Return all of the entries exactly, with nothing added or left out.

╭─ Information given

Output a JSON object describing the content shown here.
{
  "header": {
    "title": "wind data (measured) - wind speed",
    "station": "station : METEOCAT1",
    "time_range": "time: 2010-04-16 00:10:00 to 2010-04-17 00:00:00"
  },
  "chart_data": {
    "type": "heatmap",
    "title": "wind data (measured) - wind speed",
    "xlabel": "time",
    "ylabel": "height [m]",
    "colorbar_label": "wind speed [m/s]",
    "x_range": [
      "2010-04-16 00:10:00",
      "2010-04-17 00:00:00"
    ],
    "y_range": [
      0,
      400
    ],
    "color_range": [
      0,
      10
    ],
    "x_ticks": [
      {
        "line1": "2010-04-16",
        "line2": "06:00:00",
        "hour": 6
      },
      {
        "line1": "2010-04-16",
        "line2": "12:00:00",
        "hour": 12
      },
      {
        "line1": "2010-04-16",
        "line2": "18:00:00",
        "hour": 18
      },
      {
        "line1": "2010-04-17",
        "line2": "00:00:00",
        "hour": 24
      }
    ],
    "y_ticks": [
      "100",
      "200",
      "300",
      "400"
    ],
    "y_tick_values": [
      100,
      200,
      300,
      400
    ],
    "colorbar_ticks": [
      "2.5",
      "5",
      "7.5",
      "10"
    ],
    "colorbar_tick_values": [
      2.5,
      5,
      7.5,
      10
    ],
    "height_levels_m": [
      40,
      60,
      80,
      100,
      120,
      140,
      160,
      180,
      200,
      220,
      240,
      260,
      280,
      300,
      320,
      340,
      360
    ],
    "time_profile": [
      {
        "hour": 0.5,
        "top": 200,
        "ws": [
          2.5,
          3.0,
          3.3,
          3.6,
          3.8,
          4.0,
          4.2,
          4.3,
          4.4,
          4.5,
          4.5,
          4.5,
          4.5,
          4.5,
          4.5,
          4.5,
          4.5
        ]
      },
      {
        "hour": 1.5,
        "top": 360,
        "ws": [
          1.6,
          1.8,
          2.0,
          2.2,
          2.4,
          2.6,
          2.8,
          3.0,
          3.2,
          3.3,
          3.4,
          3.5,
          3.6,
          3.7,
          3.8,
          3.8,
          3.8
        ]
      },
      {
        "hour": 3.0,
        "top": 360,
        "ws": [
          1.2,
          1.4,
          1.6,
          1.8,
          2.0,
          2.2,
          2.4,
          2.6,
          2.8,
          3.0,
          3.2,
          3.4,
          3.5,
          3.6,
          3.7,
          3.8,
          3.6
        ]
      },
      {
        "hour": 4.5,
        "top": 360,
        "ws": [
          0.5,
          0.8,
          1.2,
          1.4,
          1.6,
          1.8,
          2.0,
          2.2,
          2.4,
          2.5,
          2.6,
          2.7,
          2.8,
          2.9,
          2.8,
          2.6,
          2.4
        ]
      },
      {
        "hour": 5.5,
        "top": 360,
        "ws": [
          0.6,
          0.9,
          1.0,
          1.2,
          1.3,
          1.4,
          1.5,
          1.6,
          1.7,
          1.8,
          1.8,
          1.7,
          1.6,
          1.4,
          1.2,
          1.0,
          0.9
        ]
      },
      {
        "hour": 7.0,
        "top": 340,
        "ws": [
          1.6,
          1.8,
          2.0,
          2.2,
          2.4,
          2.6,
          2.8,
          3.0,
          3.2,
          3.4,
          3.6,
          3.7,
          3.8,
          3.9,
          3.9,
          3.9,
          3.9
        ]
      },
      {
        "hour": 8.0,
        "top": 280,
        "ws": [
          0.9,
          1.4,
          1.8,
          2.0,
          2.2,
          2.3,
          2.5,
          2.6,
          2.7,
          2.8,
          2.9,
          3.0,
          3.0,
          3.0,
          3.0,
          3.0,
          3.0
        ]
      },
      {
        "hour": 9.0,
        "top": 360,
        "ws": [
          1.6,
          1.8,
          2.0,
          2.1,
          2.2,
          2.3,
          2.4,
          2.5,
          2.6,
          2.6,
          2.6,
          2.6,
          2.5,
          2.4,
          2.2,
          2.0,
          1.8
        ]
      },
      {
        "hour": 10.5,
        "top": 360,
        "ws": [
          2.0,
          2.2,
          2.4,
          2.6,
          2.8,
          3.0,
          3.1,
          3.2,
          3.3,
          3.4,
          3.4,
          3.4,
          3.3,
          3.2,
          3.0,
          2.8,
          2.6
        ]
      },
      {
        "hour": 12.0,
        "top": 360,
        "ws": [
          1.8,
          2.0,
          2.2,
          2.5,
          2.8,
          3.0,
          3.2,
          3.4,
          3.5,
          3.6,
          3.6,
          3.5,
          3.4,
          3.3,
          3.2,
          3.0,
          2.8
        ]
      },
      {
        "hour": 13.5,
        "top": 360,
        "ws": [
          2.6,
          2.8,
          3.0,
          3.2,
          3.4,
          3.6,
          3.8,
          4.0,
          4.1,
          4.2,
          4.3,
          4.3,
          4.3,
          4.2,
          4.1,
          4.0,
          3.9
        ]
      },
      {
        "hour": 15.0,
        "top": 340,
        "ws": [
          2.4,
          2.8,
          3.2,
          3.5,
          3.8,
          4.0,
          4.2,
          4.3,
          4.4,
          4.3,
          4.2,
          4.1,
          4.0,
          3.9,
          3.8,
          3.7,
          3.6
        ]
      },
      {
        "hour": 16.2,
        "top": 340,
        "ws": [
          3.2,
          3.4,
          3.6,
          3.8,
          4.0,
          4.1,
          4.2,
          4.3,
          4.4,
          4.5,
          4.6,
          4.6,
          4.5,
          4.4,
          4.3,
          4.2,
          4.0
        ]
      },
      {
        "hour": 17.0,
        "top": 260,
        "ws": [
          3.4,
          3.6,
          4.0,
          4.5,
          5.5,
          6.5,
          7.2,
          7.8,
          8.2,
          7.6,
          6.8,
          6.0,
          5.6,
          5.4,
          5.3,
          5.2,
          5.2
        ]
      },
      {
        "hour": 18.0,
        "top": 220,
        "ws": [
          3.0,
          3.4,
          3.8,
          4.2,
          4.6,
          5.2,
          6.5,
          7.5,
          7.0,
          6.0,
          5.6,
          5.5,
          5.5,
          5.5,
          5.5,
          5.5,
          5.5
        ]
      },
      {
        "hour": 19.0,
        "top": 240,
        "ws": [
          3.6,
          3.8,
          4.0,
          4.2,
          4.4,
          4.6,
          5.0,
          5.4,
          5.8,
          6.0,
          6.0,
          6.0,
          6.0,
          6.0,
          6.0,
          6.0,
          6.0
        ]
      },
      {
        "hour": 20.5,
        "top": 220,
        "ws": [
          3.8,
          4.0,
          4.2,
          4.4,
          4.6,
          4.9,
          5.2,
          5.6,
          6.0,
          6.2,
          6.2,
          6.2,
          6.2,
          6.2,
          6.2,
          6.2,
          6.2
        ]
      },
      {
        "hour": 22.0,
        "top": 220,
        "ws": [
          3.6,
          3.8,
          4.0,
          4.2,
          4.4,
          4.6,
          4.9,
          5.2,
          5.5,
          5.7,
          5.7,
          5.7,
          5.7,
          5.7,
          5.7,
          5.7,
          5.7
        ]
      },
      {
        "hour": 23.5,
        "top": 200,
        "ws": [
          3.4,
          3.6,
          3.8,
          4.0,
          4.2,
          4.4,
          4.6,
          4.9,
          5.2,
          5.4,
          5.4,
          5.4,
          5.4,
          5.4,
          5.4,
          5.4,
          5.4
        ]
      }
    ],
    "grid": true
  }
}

╰─

> Result
Output a JSON object describing the content shown here.
{
  "header": {
    "title": "wind data (measured) - wind speed",
    "station": "station : METEOCAT1",
    "time_range": "time: 2010-04-16 00:10:00 to 2010-04-17 00:00:00"
  },
  "chart_data": {
    "type": "heatmap",
    "title": "wind data (measured) - wind speed",
    "xlabel": "time",
    "ylabel": "height [m]",
    "colorbar_label": "wind speed [m/s]",
    "x_range": [
      "2010-04-16 00:10:00",
      "2010-04-17 00:00:00"
    ],
    "y_range": [
      0,
      400
    ],
    "color_range": [
      0,
      10
    ],
    "x_ticks": [
      {
        "line1": "2010-04-16",
        "line2": "06:00:00",
        "hour": 6
      },
      {
        "line1": "2010-04-16",
        "line2": "12:00:00",
        "hour": 12
      },
      {
        "line1": "2010-04-16",
        "line2": "18:00:00",
        "hour": 18
      },
      {
        "line1": "2010-04-17",
        "line2": "00:00:00",
        "hour": 24
      }
    ],
    "y_ticks": [
      "100",
      "200",
      "300",
      "400"
    ],
    "y_tick_values": [
      100,
      200,
      300,
      400
    ],
    "colorbar_ticks": [
      "2.5",
      "5",
      "7.5",
      "10"
    ],
    "colorbar_tick_values": [
      2.5,
      5,
      7.5,
      10
    ],
    "height_levels_m": [
      40,
      60,
      80,
      100,
      120,
      140,
      160,
      180,
      200,
      220,
      240,
      260,
      280,
      300,
      320,
      340,
      360
    ],
    "time_profile": [
      {
        "hour": 0.5,
        "top": 200,
        "ws": [
          2.5,
          3.0,
          3.3,
          3.6,
          3.8,
          4.0,
          4.2,
          4.3,
          4.4,
          4.5,
          4.5,
          4.5,
          4.5,
          4.5,
          4.5,
          4.5,
          4.5
        ]
      },
      {
        "hour": 1.5,
        "top": 360,
        "ws": [
          1.6,
          1.8,
          2.0,
          2.2,
          2.4,
          2.6,
          2.8,
          3.0,
          3.2,
          3.3,
          3.4,
          3.5,
          3.6,
          3.7,
          3.8,
          3.8,
          3.8
        ]
      },
      {
        "hour": 3.0,
        "top": 360,
        "ws": [
          1.2,
          1.4,
          1.6,
          1.8,
          2.0,
          2.2,
          2.4,
          2.6,
          2.8,
          3.0,
          3.2,
          3.4,
          3.5,
          3.6,
          3.7,
          3.8,
          3.6
        ]
      },
      {
        "hour": 4.5,
        "top": 360,
        "ws": [
          0.5,
          0.8,
          1.2,
          1.4,
          1.6,
          1.8,
          2.0,
          2.2,
          2.4,
          2.5,
          2.6,
          2.7,
          2.8,
          2.9,
          2.8,
          2.6,
          2.4
        ]
      },
      {
        "hour": 5.5,
        "top": 360,
        "ws": [
          0.6,
          0.9,
          1.0,
          1.2,
          1.3,
          1.4,
          1.5,
          1.6,
          1.7,
          1.8,
          1.8,
          1.7,
          1.6,
          1.4,
          1.2,
          1.0,
          0.9
        ]
      },
      {
        "hour": 7.0,
        "top": 340,
        "ws": [
          1.6,
          1.8,
          2.0,
          2.2,
          2.4,
          2.6,
          2.8,
          3.0,
          3.2,
          3.4,
          3.6,
          3.7,
          3.8,
          3.9,
          3.9,
          3.9,
          3.9
        ]
      },
      {
        "hour": 8.0,
        "top": 280,
        "ws": [
          0.9,
          1.4,
          1.8,
          2.0,
          2.2,
          2.3,
          2.5,
          2.6,
          2.7,
          2.8,
          2.9,
          3.0,
          3.0,
          3.0,
          3.0,
          3.0,
          3.0
        ]
      },
      {
        "hour": 9.0,
        "top": 360,
        "ws": [
          1.6,
          1.8,
          2.0,
          2.1,
          2.2,
          2.3,
          2.4,
          2.5,
          2.6,
          2.6,
          2.6,
          2.6,
          2.5,
          2.4,
          2.2,
          2.0,
          1.8
        ]
      },
      {
        "hour": 10.5,
        "top": 360,
        "ws": [
          2.0,
          2.2,
          2.4,
          2.6,
          2.8,
          3.0,
          3.1,
          3.2,
          3.3,
          3.4,
          3.4,
          3.4,
          3.3,
          3.2,
          3.0,
          2.8,
          2.6
        ]
      },
      {
        "hour": 12.0,
        "top": 360,
        "ws": [
          1.8,
          2.0,
          2.2,
          2.5,
          2.8,
          3.0,
          3.2,
          3.4,
          3.5,
          3.6,
          3.6,
          3.5,
          3.4,
          3.3,
          3.2,
          3.0,
          2.8
        ]
      },
      {
        "hour": 13.5,
        "top": 360,
        "ws": [
          2.6,
          2.8,
          3.0,
          3.2,
          3.4,
          3.6,
          3.8,
          4.0,
          4.1,
          4.2,
          4.3,
          4.3,
          4.3,
          4.2,
          4.1,
          4.0,
          3.9
        ]
      },
      {
        "hour": 15.0,
        "top": 340,
        "ws": [
          2.4,
          2.8,
          3.2,
          3.5,
          3.8,
          4.0,
          4.2,
          4.3,
          4.4,
          4.3,
          4.2,
          4.1,
          4.0,
          3.9,
          3.8,
          3.7,
          3.6
        ]
      },
      {
        "hour": 16.2,
        "top": 340,
        "ws": [
          3.2,
          3.4,
          3.6,
          3.8,
          4.0,
          4.1,
          4.2,
          4.3,
          4.4,
          4.5,
          4.6,
          4.6,
          4.5,
          4.4,
          4.3,
          4.2,
          4.0
        ]
      },
      {
        "hour": 17.0,
        "top": 260,
        "ws": [
          3.4,
          3.6,
          4.0,
          4.5,
          5.5,
          6.5,
          7.2,
          7.8,
          8.2,
          7.6,
          6.8,
          6.0,
          5.6,
          5.4,
          5.3,
          5.2,
          5.2
        ]
      },
      {
        "hour": 18.0,
        "top": 220,
        "ws": [
          3.0,
          3.4,
          3.8,
          4.2,
          4.6,
          5.2,
          6.5,
          7.5,
          7.0,
          6.0,
          5.6,
          5.5,
          5.5,
          5.5,
          5.5,
          5.5,
          5.5
        ]
      },
      {
        "hour": 19.0,
        "top": 240,
        "ws": [
          3.6,
          3.8,
          4.0,
          4.2,
          4.4,
          4.6,
          5.0,
          5.4,
          5.8,
          6.0,
          6.0,
          6.0,
          6.0,
          6.0,
          6.0,
          6.0,
          6.0
        ]
      },
      {
        "hour": 20.5,
        "top": 220,
        "ws": [
          3.8,
          4.0,
          4.2,
          4.4,
          4.6,
          4.9,
          5.2,
          5.6,
          6.0,
          6.2,
          6.2,
          6.2,
          6.2,
          6.2,
          6.2,
          6.2,
          6.2
        ]
      },
      {
        "hour": 22.0,
        "top": 220,
        "ws": [
          3.6,
          3.8,
          4.0,
          4.2,
          4.4,
          4.6,
          4.9,
          5.2,
          5.5,
          5.7,
          5.7,
          5.7,
          5.7,
          5.7,
          5.7,
          5.7,
          5.7
        ]
      },
      {
        "hour": 23.5,
        "top": 200,
        "ws": [
          3.4,
          3.6,
          3.8,
          4.0,
          4.2,
          4.4,
          4.6,
          4.9,
          5.2,
          5.4,
          5.4,
          5.4,
          5.4,
          5.4,
          5.4,
          5.4,
          5.4
        ]
      }
    ],
    "grid": true
  }
}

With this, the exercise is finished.